_EXERCISE REQUIREMENTS_.
For each line in the data below that holds "What", return a copy.

** start of WORKING DATA **

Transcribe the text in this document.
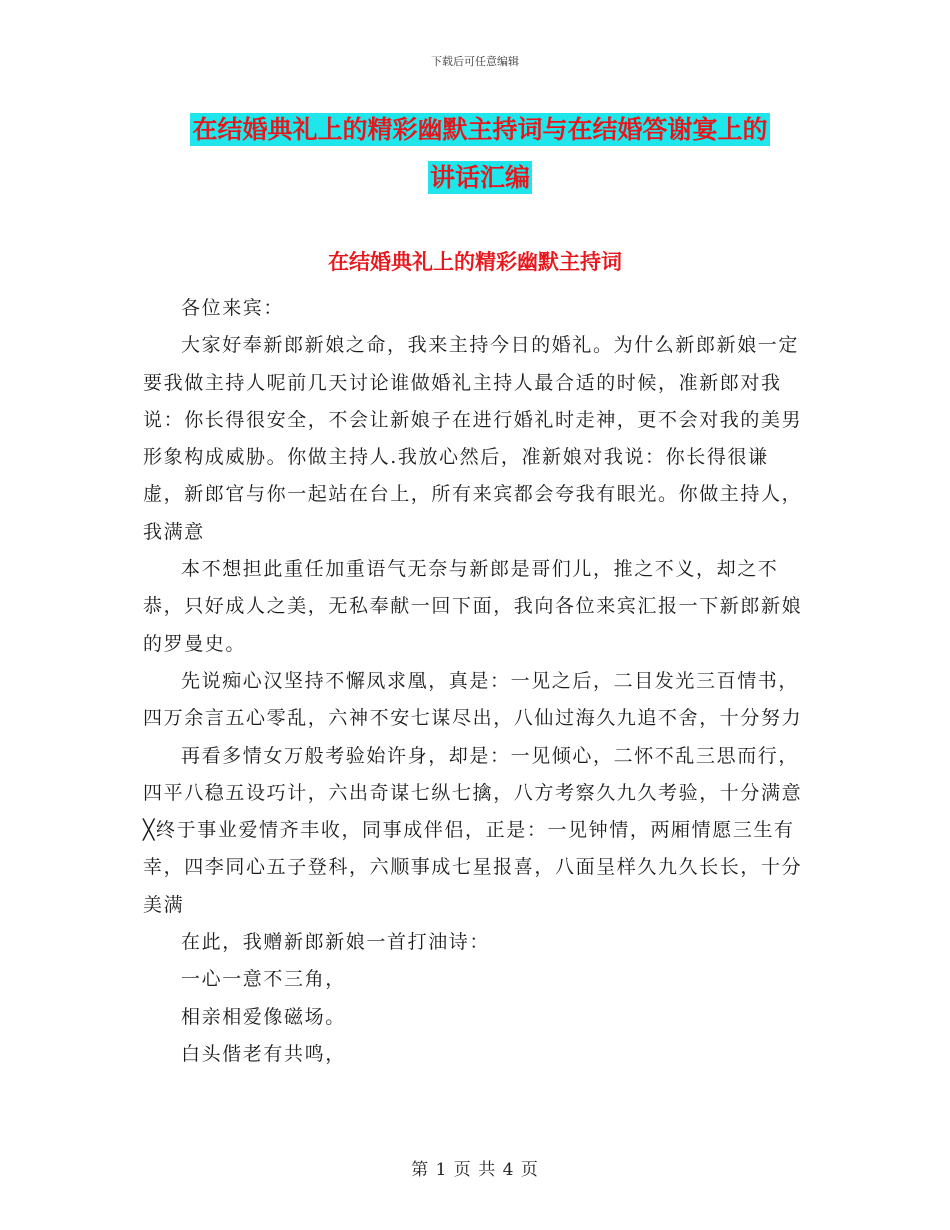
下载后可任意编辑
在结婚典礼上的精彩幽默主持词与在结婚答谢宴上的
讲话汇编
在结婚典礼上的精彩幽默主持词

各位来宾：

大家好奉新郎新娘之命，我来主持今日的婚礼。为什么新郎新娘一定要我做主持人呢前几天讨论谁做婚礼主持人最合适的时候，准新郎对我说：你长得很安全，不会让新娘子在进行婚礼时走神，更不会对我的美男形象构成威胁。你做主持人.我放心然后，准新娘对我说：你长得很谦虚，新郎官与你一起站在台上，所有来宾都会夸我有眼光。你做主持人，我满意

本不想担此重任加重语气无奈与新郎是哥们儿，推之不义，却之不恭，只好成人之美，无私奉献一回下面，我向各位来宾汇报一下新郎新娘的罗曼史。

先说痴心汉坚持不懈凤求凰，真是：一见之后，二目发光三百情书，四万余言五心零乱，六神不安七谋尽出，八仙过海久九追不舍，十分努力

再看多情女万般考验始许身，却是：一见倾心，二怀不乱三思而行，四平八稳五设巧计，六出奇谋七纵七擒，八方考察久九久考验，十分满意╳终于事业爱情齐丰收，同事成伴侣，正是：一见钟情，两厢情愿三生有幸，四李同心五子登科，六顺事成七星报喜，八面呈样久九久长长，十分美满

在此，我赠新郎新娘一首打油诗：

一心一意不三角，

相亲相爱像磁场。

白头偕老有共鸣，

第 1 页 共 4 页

** end of WORKING DATA **
** start of WORKING DATA **

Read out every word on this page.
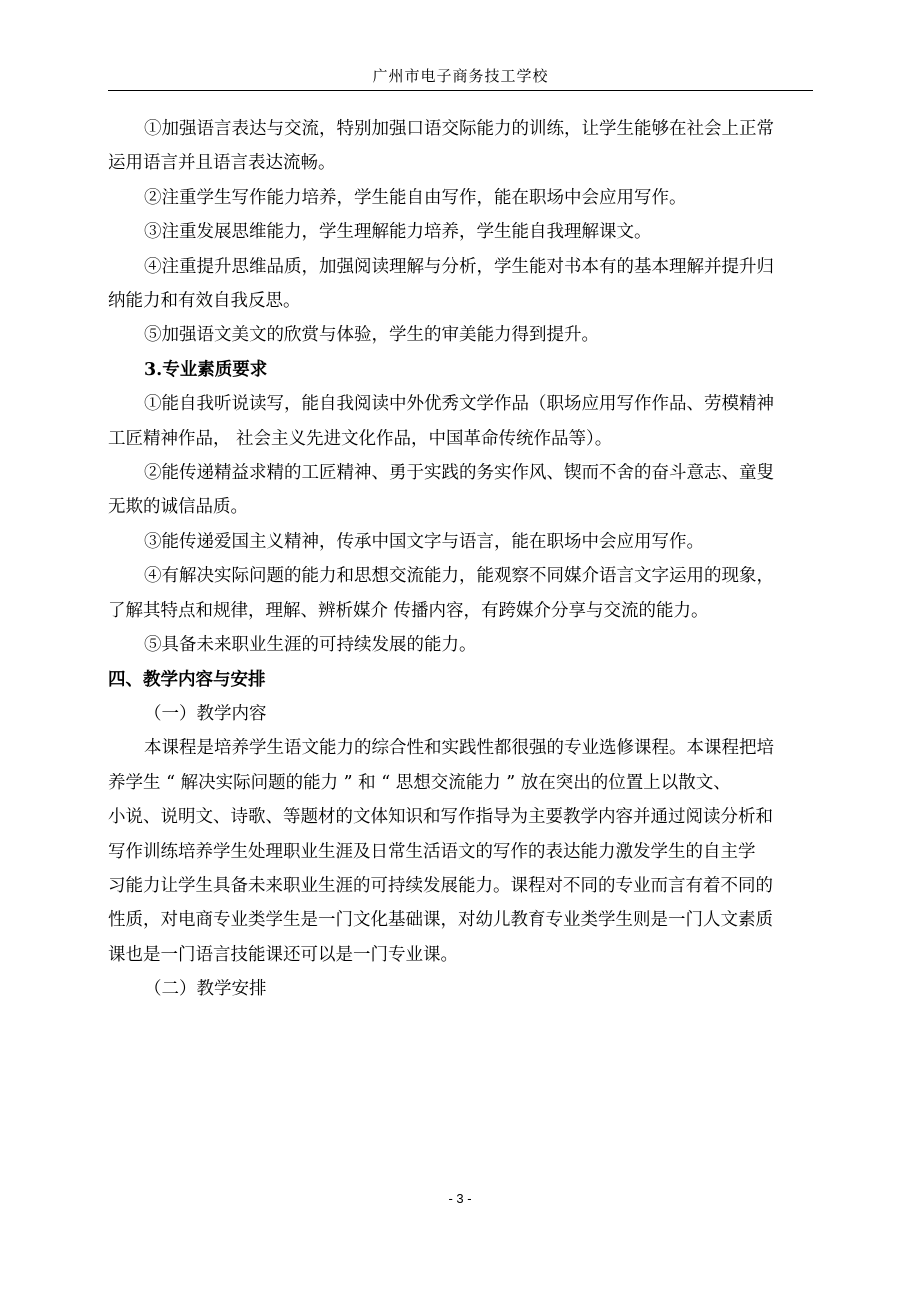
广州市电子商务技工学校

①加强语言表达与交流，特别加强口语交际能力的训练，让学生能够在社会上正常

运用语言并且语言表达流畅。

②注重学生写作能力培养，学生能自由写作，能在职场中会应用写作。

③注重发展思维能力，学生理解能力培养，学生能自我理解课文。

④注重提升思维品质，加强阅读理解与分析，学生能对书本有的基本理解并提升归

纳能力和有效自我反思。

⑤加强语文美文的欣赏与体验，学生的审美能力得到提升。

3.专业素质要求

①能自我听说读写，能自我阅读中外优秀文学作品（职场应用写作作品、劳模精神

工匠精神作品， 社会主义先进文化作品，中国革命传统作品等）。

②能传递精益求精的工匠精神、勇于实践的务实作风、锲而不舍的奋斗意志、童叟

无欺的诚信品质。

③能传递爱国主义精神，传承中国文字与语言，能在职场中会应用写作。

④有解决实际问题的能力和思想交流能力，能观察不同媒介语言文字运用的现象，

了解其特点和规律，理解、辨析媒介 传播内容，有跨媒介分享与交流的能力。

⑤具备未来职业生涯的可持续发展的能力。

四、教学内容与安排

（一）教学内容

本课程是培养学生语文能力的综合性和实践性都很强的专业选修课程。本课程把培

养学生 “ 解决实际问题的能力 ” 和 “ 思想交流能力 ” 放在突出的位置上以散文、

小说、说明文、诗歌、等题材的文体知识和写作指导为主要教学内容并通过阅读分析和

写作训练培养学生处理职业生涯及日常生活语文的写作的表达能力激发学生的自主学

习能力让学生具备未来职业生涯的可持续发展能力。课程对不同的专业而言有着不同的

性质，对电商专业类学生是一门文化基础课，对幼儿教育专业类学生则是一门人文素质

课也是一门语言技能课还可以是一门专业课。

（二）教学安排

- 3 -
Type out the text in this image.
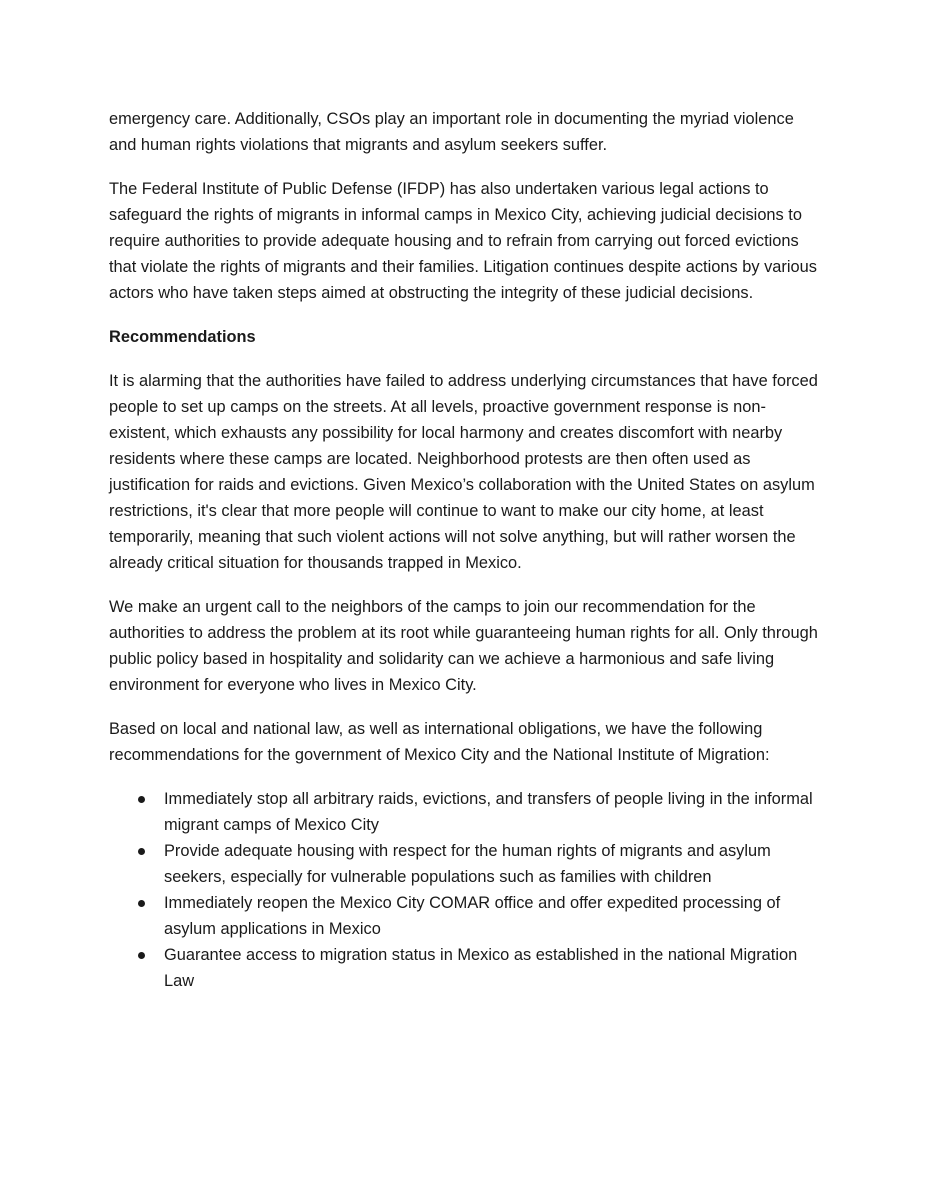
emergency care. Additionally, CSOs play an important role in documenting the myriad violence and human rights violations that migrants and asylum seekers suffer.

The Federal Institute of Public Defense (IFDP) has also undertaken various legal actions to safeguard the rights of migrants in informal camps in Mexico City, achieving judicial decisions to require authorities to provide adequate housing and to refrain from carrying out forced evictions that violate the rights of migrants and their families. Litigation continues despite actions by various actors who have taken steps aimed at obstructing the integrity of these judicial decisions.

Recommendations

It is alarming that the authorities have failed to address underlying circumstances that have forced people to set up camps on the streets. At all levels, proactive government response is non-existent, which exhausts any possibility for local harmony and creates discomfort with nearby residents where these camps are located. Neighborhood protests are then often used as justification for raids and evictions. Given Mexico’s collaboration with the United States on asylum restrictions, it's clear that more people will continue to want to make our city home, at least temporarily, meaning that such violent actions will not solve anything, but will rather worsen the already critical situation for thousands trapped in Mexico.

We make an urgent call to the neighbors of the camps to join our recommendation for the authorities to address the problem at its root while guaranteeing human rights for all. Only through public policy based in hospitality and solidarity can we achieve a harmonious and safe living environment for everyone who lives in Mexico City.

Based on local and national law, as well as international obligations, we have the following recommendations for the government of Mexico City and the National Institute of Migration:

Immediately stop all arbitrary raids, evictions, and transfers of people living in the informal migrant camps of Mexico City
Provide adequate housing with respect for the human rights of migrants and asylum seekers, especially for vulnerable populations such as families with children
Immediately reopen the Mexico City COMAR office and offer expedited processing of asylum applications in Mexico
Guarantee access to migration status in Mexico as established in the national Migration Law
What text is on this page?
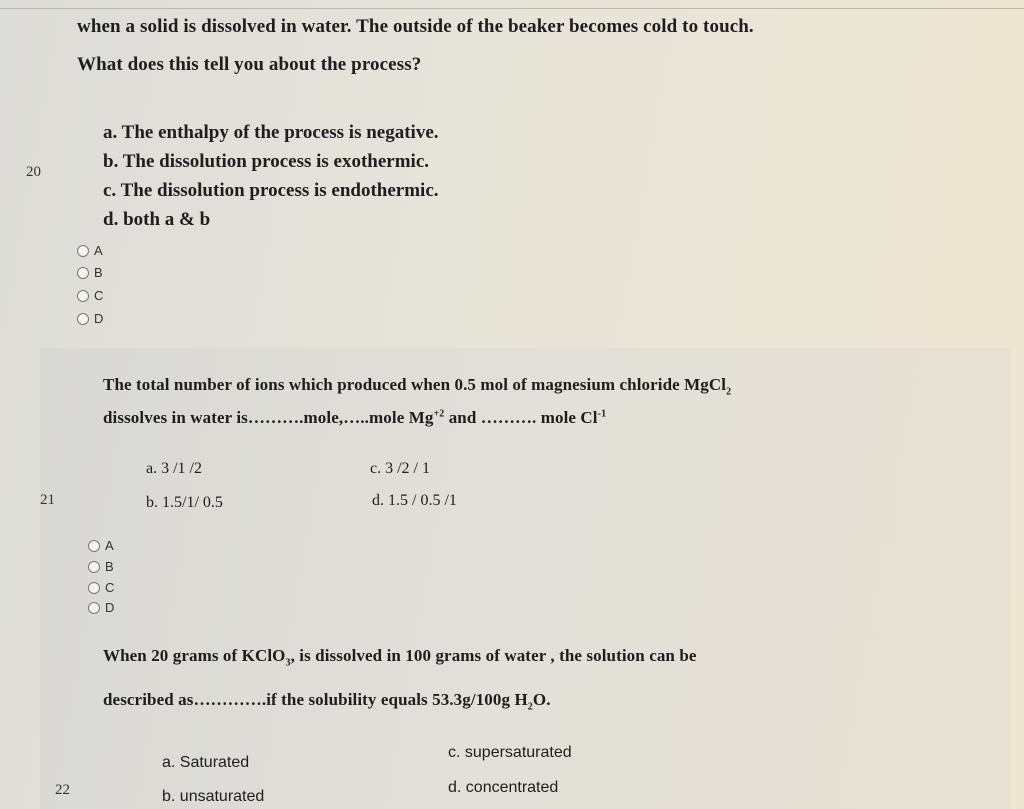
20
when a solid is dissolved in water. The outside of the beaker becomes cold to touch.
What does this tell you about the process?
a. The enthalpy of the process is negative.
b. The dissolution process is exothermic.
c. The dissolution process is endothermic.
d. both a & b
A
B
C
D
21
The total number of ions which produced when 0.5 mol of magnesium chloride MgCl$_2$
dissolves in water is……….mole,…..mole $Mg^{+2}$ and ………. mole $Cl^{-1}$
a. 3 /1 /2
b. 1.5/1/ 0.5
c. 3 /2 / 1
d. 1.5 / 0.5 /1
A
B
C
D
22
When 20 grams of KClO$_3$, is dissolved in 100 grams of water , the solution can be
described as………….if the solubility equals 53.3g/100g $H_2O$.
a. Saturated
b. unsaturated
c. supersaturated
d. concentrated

** end of WORKING DATA **

_RESULT BELOW_.
What text is on this page?
What does this tell you about the process?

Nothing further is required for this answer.